Requirements: Scan the records for the word "reaches". Copy each line that includes it.

## START Materials provided

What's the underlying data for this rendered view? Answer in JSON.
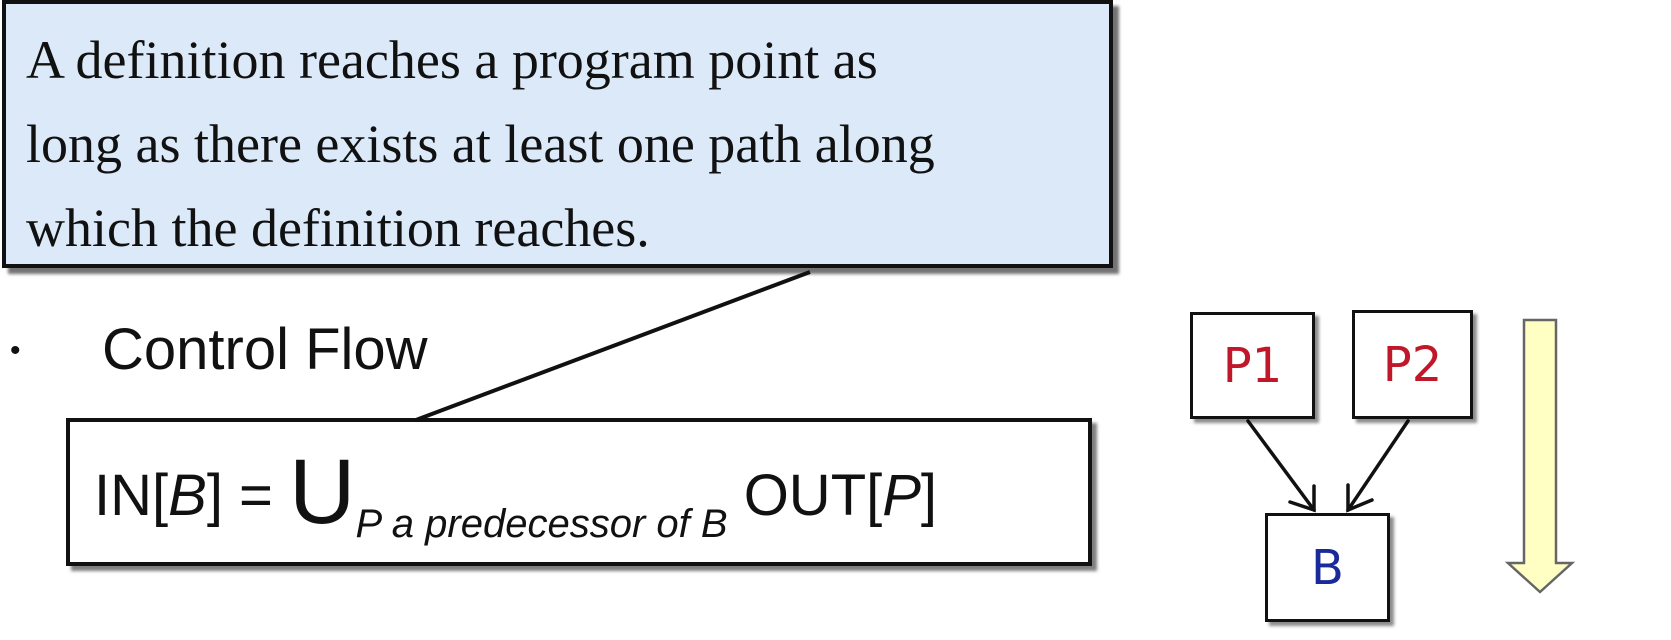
{
  "callout": {
    "line1": "A definition reaches a program point as",
    "line2": "long as there exists at least one path along",
    "line3": "which the definition reaches."
  },
  "bullet": {
    "symbol": "•",
    "label": "Control Flow"
  },
  "formula": {
    "lhs_prefix": "IN[",
    "lhs_var": "B",
    "lhs_suffix": "] =",
    "union_symbol": "U",
    "subscript": "P a predecessor of B",
    "rhs_prefix": "OUT[",
    "rhs_var": "P",
    "rhs_suffix": "]"
  },
  "cfg": {
    "nodes": {
      "p1": "P1",
      "p2": "P2",
      "b": "B"
    },
    "colors": {
      "predecessor_text": "#c0182a",
      "block_text": "#1b2a9a",
      "direction_arrow_fill": "#ffffc4",
      "callout_fill": "#dbe9f8"
    }
  }
}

## END Materials provided

Reply to the task:
    "line1": "A definition reaches a program point as",
    "line3": "which the definition reaches."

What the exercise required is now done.